### SUPPLIED DATA
>> begin
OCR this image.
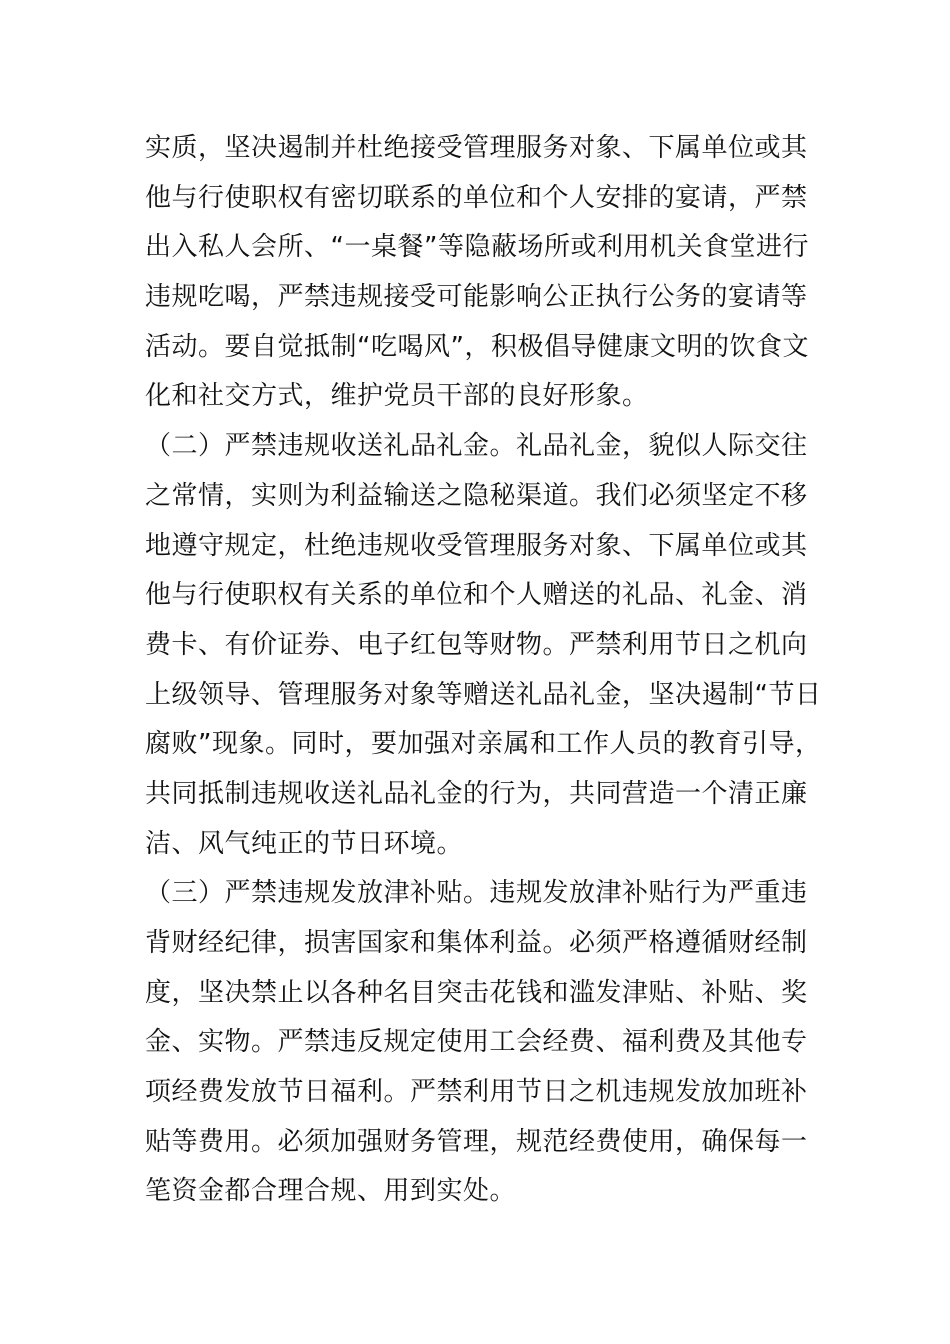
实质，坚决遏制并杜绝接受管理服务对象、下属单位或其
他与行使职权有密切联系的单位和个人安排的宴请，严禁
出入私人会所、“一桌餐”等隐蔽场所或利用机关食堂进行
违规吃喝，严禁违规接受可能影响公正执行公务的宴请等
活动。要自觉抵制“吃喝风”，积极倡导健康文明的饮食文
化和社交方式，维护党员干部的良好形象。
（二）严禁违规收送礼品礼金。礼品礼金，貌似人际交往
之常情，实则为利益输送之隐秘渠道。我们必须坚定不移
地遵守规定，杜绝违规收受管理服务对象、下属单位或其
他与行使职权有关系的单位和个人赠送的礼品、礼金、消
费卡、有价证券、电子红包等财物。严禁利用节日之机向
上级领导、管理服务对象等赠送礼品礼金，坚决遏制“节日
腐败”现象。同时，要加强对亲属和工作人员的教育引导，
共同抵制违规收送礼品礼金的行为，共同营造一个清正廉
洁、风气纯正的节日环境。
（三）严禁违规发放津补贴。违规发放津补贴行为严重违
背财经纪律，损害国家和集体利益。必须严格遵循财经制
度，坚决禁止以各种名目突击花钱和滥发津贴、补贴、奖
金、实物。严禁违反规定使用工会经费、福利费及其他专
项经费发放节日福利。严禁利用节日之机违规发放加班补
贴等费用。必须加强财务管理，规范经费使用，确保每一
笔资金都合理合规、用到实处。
>> end
>> begin
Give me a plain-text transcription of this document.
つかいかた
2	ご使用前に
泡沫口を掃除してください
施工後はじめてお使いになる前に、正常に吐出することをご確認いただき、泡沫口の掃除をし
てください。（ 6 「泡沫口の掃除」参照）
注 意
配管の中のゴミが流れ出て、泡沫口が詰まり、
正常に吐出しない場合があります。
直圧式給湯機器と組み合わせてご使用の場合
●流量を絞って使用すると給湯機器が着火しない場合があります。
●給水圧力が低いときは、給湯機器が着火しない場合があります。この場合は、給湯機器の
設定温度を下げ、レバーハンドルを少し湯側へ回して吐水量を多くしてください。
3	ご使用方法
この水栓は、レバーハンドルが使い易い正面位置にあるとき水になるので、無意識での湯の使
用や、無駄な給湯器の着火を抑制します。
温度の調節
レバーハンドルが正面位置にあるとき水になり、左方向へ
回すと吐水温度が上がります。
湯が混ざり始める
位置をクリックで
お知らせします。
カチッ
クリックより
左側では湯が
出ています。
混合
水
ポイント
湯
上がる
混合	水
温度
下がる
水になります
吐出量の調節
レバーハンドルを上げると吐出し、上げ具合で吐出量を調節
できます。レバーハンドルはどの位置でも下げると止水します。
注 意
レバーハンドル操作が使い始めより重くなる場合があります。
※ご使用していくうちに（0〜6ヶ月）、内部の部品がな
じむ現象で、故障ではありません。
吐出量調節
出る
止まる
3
>> end
### SET PROBLEM
Using the listing above, show each line holding the string "this".

### WRITTEN SOLUTION
OCR this image.
Give me a plain-text transcription of this document.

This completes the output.